■ Exercise ■
Scan the listing below for lines with the word "Factor". Report how many there are, as a number alone.

-*-*-

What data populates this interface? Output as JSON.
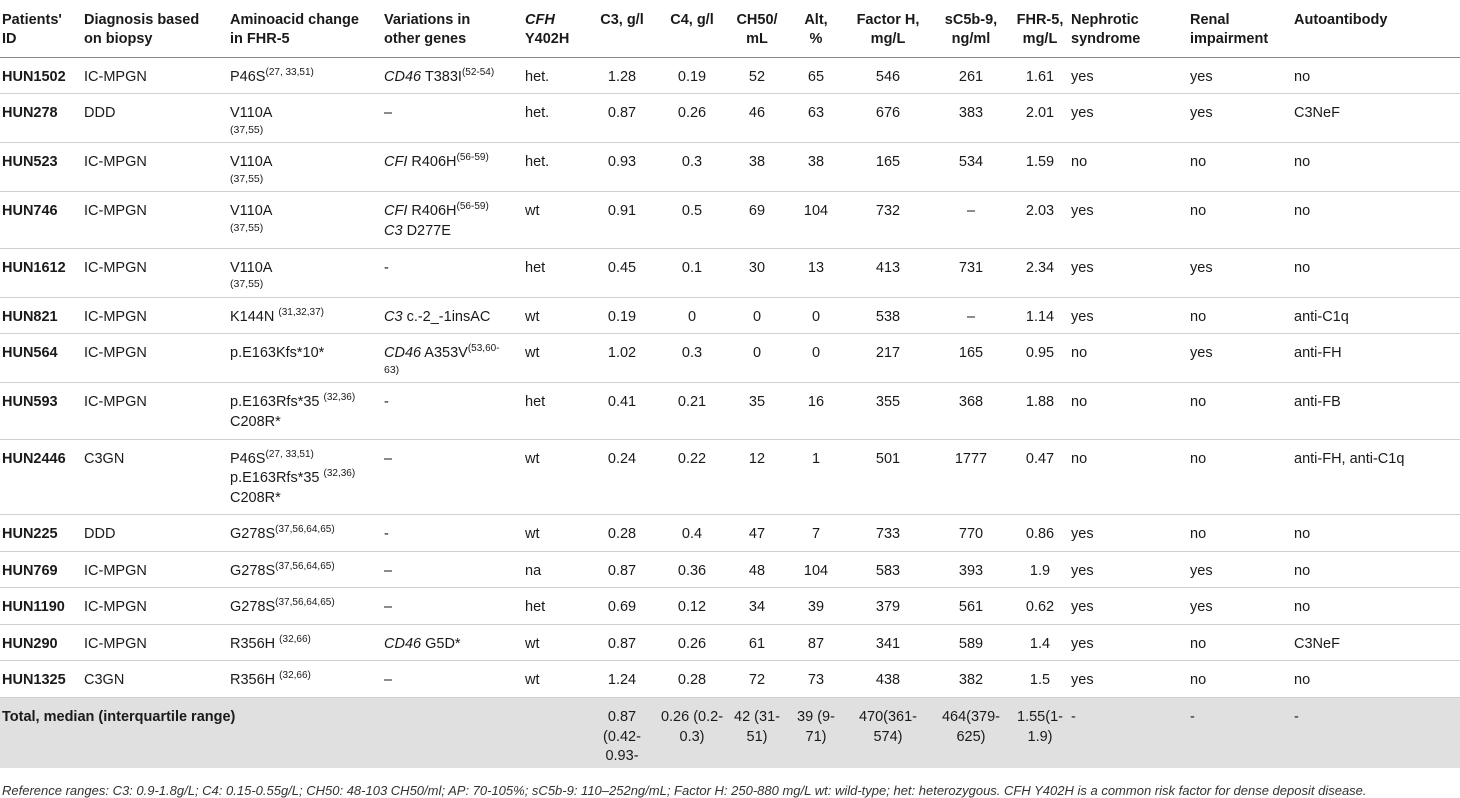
{
  "headers": [
    {
      "line1": "Patients'",
      "line2": "ID"
    },
    {
      "line1": "Diagnosis based",
      "line2": "on biopsy"
    },
    {
      "line1": "Aminoacid change",
      "line2": "in FHR-5"
    },
    {
      "line1": "Variations in",
      "line2": "other genes"
    },
    {
      "line1": "CFH",
      "line2": "Y402H"
    },
    {
      "line1": "C3, g/l",
      "line2": ""
    },
    {
      "line1": "C4, g/l",
      "line2": ""
    },
    {
      "line1": "CH50/",
      "line2": "mL"
    },
    {
      "line1": "Alt,",
      "line2": "%"
    },
    {
      "line1": "Factor H,",
      "line2": "mg/L"
    },
    {
      "line1": "sC5b-9,",
      "line2": "ng/ml"
    },
    {
      "line1": "FHR-5,",
      "line2": "mg/L"
    },
    {
      "line1": "Nephrotic",
      "line2": "syndrome"
    },
    {
      "line1": "Renal",
      "line2": "impairment"
    },
    {
      "line1": "Autoantibody",
      "line2": ""
    }
  ],
  "rows": [
    {
      "id": "HUN1502",
      "diag": "IC-MPGN",
      "aa": [
        {
          "t": "P46S",
          "sup": "(27, 33,51)"
        }
      ],
      "var": [
        {
          "gene": "CD46",
          "t": " T383I",
          "sup": "(52-54)"
        }
      ],
      "cfh": "het.",
      "c3": "1.28",
      "c4": "0.19",
      "ch50": "52",
      "alt": "65",
      "fh": "546",
      "sc5b9": "261",
      "fhr5": "1.61",
      "neph": "yes",
      "renal": "yes",
      "auto": "no"
    },
    {
      "id": "HUN278",
      "diag": "DDD",
      "aa": [
        {
          "t": "V110A",
          "ref": "(37,55)"
        }
      ],
      "var": [
        {
          "gene": "",
          "t": "–"
        }
      ],
      "cfh": "het.",
      "c3": "0.87",
      "c4": "0.26",
      "ch50": "46",
      "alt": "63",
      "fh": "676",
      "sc5b9": "383",
      "fhr5": "2.01",
      "neph": "yes",
      "renal": "yes",
      "auto": "C3NeF"
    },
    {
      "id": "HUN523",
      "diag": "IC-MPGN",
      "aa": [
        {
          "t": "V110A",
          "ref": "(37,55)"
        }
      ],
      "var": [
        {
          "gene": "CFI",
          "t": " R406H",
          "sup": "(56-59)"
        }
      ],
      "cfh": "het.",
      "c3": "0.93",
      "c4": "0.3",
      "ch50": "38",
      "alt": "38",
      "fh": "165",
      "sc5b9": "534",
      "fhr5": "1.59",
      "neph": "no",
      "renal": "no",
      "auto": "no"
    },
    {
      "id": "HUN746",
      "diag": "IC-MPGN",
      "aa": [
        {
          "t": "V110A",
          "ref": "(37,55)"
        }
      ],
      "var": [
        {
          "gene": "CFI",
          "t": " R406H",
          "sup": "(56-59)"
        },
        {
          "gene": "C3",
          "t": " D277E"
        }
      ],
      "cfh": "wt",
      "c3": "0.91",
      "c4": "0.5",
      "ch50": "69",
      "alt": "104",
      "fh": "732",
      "sc5b9": "–",
      "fhr5": "2.03",
      "neph": "yes",
      "renal": "no",
      "auto": "no"
    },
    {
      "id": "HUN1612",
      "diag": "IC-MPGN",
      "aa": [
        {
          "t": "V110A",
          "ref": "(37,55)"
        }
      ],
      "var": [
        {
          "gene": "",
          "t": "-"
        }
      ],
      "cfh": "het",
      "c3": "0.45",
      "c4": "0.1",
      "ch50": "30",
      "alt": "13",
      "fh": "413",
      "sc5b9": "731",
      "fhr5": "2.34",
      "neph": "yes",
      "renal": "yes",
      "auto": "no"
    },
    {
      "id": "HUN821",
      "diag": "IC-MPGN",
      "aa": [
        {
          "t": "K144N ",
          "sup": "(31,32,37)"
        }
      ],
      "var": [
        {
          "gene": "C3",
          "t": " c.-2_-1insAC"
        }
      ],
      "cfh": "wt",
      "c3": "0.19",
      "c4": "0",
      "ch50": "0",
      "alt": "0",
      "fh": "538",
      "sc5b9": "–",
      "fhr5": "1.14",
      "neph": "yes",
      "renal": "no",
      "auto": "anti-C1q"
    },
    {
      "id": "HUN564",
      "diag": "IC-MPGN",
      "aa": [
        {
          "t": "p.E163Kfs*10*"
        }
      ],
      "var": [
        {
          "gene": "CD46",
          "t": " A353V",
          "sup": "(53,60-",
          "ref": "63)"
        }
      ],
      "cfh": "wt",
      "c3": "1.02",
      "c4": "0.3",
      "ch50": "0",
      "alt": "0",
      "fh": "217",
      "sc5b9": "165",
      "fhr5": "0.95",
      "neph": "no",
      "renal": "yes",
      "auto": "anti-FH"
    },
    {
      "id": "HUN593",
      "diag": "IC-MPGN",
      "aa": [
        {
          "t": "p.E163Rfs*35 ",
          "sup": "(32,36)"
        },
        {
          "t": "C208R*"
        }
      ],
      "var": [
        {
          "gene": "",
          "t": "-"
        }
      ],
      "cfh": "het",
      "c3": "0.41",
      "c4": "0.21",
      "ch50": "35",
      "alt": "16",
      "fh": "355",
      "sc5b9": "368",
      "fhr5": "1.88",
      "neph": "no",
      "renal": "no",
      "auto": "anti-FB"
    },
    {
      "id": "HUN2446",
      "diag": "C3GN",
      "aa": [
        {
          "t": "P46S",
          "sup": "(27, 33,51)"
        },
        {
          "t": "p.E163Rfs*35 ",
          "sup": "(32,36)"
        },
        {
          "t": "C208R*"
        }
      ],
      "var": [
        {
          "gene": "",
          "t": "–"
        }
      ],
      "cfh": "wt",
      "c3": "0.24",
      "c4": "0.22",
      "ch50": "12",
      "alt": "1",
      "fh": "501",
      "sc5b9": "1777",
      "fhr5": "0.47",
      "neph": "no",
      "renal": "no",
      "auto": "anti-FH, anti-C1q"
    },
    {
      "id": "HUN225",
      "diag": "DDD",
      "aa": [
        {
          "t": "G278S",
          "sup": "(37,56,64,65)"
        }
      ],
      "var": [
        {
          "gene": "",
          "t": "-"
        }
      ],
      "cfh": "wt",
      "c3": "0.28",
      "c4": "0.4",
      "ch50": "47",
      "alt": "7",
      "fh": "733",
      "sc5b9": "770",
      "fhr5": "0.86",
      "neph": "yes",
      "renal": "no",
      "auto": "no"
    },
    {
      "id": "HUN769",
      "diag": "IC-MPGN",
      "aa": [
        {
          "t": "G278S",
          "sup": "(37,56,64,65)"
        }
      ],
      "var": [
        {
          "gene": "",
          "t": "–"
        }
      ],
      "cfh": "na",
      "c3": "0.87",
      "c4": "0.36",
      "ch50": "48",
      "alt": "104",
      "fh": "583",
      "sc5b9": "393",
      "fhr5": "1.9",
      "neph": "yes",
      "renal": "yes",
      "auto": "no"
    },
    {
      "id": "HUN1190",
      "diag": "IC-MPGN",
      "aa": [
        {
          "t": "G278S",
          "sup": "(37,56,64,65)"
        }
      ],
      "var": [
        {
          "gene": "",
          "t": "–"
        }
      ],
      "cfh": "het",
      "c3": "0.69",
      "c4": "0.12",
      "ch50": "34",
      "alt": "39",
      "fh": "379",
      "sc5b9": "561",
      "fhr5": "0.62",
      "neph": "yes",
      "renal": "yes",
      "auto": "no"
    },
    {
      "id": "HUN290",
      "diag": "IC-MPGN",
      "aa": [
        {
          "t": "R356H ",
          "sup": "(32,66)"
        }
      ],
      "var": [
        {
          "gene": "CD46",
          "t": " G5D*"
        }
      ],
      "cfh": "wt",
      "c3": "0.87",
      "c4": "0.26",
      "ch50": "61",
      "alt": "87",
      "fh": "341",
      "sc5b9": "589",
      "fhr5": "1.4",
      "neph": "yes",
      "renal": "no",
      "auto": "C3NeF"
    },
    {
      "id": "HUN1325",
      "diag": "C3GN",
      "aa": [
        {
          "t": "R356H ",
          "sup": "(32,66)"
        }
      ],
      "var": [
        {
          "gene": "",
          "t": "–"
        }
      ],
      "cfh": "wt",
      "c3": "1.24",
      "c4": "0.28",
      "ch50": "72",
      "alt": "73",
      "fh": "438",
      "sc5b9": "382",
      "fhr5": "1.5",
      "neph": "yes",
      "renal": "no",
      "auto": "no"
    }
  ],
  "total": {
    "label": "Total, median (interquartile range)",
    "c3": "0.87 (0.42-0.93-",
    "c4": "0.26 (0.2-0.3)",
    "ch50": "42 (31-51)",
    "alt": "39 (9-71)",
    "fh": "470(361-574)",
    "sc5b9": "464(379-625)",
    "fhr5": "1.55(1-1.9)",
    "neph": "-",
    "renal": "-",
    "auto": "-"
  },
  "footnote": "Reference ranges: C3: 0.9-1.8g/L; C4: 0.15-0.55g/L; CH50: 48-103 CH50/ml; AP: 70-105%; sC5b-9: 110–252ng/mL; Factor H: 250-880 mg/L wt: wild-type; het: heterozygous. CFH Y402H is a common risk factor for dense deposit disease."
}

-*-*-

■ Exercise solution ■
2